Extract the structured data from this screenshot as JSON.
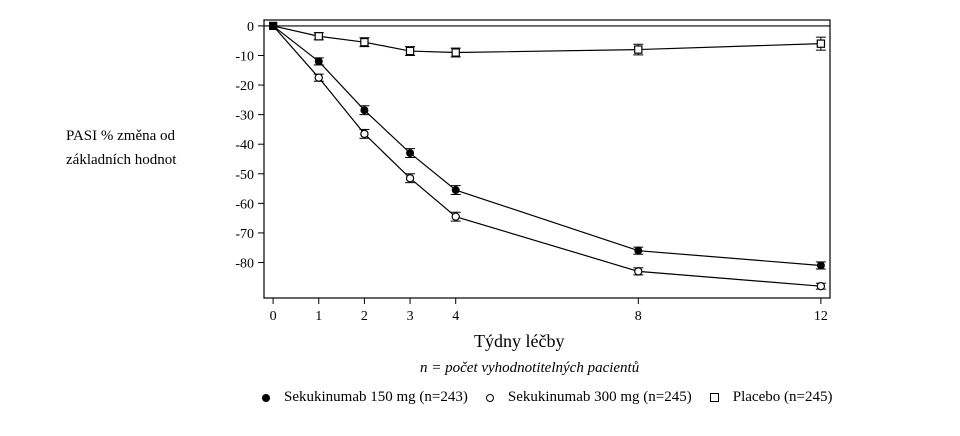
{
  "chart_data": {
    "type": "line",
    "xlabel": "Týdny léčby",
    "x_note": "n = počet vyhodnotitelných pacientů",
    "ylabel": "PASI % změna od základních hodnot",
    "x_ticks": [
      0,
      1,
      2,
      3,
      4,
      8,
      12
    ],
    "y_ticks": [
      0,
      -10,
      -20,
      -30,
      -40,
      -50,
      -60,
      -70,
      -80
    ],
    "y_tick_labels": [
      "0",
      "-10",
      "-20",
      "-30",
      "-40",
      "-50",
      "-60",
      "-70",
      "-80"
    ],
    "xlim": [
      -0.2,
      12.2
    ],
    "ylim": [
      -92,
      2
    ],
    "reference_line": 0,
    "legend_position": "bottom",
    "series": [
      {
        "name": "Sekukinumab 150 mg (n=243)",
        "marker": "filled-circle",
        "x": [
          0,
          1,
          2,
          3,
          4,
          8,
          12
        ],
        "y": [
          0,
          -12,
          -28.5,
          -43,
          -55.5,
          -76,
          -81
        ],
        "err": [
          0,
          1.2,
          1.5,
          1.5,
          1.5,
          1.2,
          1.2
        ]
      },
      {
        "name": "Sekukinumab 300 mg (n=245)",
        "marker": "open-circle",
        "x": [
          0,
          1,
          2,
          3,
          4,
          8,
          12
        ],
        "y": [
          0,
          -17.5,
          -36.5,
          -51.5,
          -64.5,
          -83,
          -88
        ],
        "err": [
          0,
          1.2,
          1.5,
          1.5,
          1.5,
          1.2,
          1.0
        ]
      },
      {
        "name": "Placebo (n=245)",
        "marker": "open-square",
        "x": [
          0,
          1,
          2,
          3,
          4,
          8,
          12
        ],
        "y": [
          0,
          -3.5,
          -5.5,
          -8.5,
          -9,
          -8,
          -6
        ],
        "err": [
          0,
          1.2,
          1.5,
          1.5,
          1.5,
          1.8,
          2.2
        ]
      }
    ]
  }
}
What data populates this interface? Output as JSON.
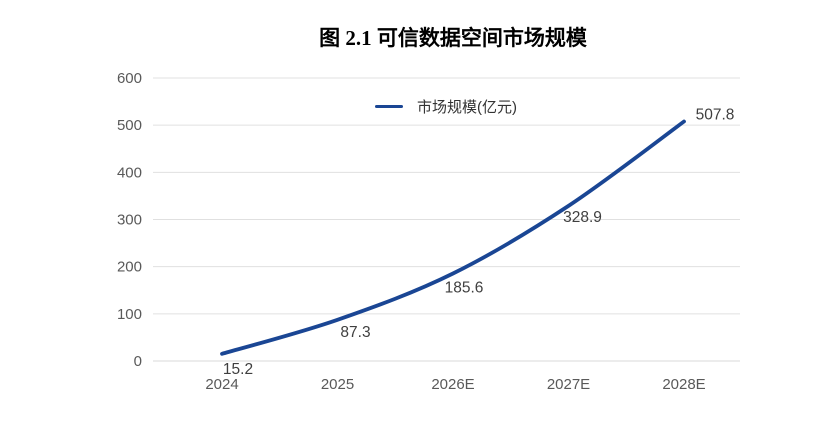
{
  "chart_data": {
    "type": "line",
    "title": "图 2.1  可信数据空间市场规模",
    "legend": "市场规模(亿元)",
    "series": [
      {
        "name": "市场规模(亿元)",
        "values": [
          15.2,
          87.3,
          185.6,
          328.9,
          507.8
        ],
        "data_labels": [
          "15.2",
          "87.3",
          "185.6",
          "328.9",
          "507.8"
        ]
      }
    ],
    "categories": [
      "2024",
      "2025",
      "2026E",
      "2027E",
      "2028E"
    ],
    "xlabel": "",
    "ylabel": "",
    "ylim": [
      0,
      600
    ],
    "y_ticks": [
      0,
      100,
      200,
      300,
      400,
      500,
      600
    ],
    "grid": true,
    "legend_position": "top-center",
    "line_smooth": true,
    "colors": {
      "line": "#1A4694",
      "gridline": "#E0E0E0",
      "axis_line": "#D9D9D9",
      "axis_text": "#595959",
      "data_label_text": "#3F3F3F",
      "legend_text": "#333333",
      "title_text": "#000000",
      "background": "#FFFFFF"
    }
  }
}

━━━━━━━━

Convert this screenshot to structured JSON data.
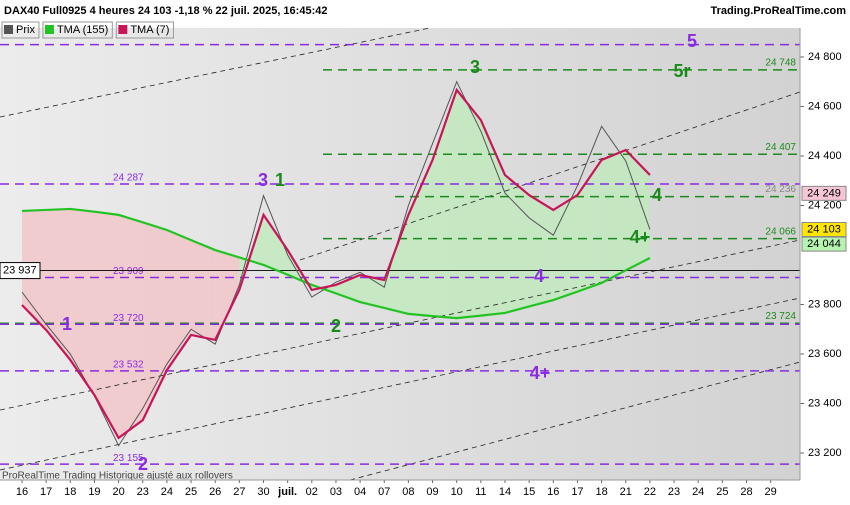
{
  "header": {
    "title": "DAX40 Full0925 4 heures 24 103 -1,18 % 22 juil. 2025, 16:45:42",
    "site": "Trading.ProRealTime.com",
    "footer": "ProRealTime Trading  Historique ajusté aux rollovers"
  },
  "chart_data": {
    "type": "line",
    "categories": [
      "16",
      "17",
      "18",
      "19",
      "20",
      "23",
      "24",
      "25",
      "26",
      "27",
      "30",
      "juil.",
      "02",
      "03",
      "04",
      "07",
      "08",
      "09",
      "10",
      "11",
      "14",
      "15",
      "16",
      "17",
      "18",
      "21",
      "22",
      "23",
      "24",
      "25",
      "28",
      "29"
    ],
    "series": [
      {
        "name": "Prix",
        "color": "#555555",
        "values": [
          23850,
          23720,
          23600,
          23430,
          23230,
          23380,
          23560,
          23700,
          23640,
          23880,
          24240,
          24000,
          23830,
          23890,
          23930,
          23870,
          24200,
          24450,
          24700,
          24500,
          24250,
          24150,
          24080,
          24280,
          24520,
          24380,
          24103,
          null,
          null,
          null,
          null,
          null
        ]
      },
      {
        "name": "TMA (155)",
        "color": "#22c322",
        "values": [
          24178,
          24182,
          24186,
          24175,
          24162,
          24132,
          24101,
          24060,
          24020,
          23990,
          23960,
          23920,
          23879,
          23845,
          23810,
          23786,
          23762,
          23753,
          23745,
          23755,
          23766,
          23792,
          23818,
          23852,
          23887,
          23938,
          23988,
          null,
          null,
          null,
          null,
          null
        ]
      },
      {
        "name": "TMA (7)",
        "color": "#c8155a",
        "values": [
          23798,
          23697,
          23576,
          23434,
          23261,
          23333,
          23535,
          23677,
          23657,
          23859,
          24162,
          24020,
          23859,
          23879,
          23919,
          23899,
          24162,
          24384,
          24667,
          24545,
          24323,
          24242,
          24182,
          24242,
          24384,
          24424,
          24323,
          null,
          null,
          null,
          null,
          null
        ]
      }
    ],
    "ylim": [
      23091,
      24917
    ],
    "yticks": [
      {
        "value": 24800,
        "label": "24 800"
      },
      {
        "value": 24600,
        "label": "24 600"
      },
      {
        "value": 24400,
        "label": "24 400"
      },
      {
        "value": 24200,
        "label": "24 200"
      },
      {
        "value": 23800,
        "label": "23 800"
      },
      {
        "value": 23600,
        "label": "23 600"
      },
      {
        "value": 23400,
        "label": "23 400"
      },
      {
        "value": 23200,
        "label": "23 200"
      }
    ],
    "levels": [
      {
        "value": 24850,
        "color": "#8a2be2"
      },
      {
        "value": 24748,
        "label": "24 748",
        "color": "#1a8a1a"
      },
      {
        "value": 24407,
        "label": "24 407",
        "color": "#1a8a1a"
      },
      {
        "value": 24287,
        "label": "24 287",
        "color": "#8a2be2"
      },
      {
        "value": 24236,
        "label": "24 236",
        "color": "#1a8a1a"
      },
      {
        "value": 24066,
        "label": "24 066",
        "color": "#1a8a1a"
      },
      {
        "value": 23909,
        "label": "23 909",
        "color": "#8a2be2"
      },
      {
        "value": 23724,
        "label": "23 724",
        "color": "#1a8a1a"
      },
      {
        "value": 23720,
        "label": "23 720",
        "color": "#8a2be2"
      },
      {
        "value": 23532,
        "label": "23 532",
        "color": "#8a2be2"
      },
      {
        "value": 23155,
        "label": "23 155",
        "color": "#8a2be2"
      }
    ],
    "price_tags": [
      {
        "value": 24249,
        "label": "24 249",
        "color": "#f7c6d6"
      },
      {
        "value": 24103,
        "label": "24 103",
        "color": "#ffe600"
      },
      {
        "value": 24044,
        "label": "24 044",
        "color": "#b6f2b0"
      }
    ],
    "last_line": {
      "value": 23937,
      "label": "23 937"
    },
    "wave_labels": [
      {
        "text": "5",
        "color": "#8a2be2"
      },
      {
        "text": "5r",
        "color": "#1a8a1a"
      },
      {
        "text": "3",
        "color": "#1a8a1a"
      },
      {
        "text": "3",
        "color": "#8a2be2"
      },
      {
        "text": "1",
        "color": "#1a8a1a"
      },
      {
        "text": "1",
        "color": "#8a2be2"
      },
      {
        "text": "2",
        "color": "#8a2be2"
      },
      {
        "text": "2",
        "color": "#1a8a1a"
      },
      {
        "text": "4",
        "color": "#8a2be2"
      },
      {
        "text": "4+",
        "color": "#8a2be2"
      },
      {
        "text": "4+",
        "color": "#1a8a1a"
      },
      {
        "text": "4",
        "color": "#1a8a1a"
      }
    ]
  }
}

━━━━━━━━

What you should do: Read the lines above. Gather those in which the string "Sekukinumab" is found.

Result below:
        "name": "Sekukinumab 150 mg (n=243)",
        "name": "Sekukinumab 300 mg (n=245)",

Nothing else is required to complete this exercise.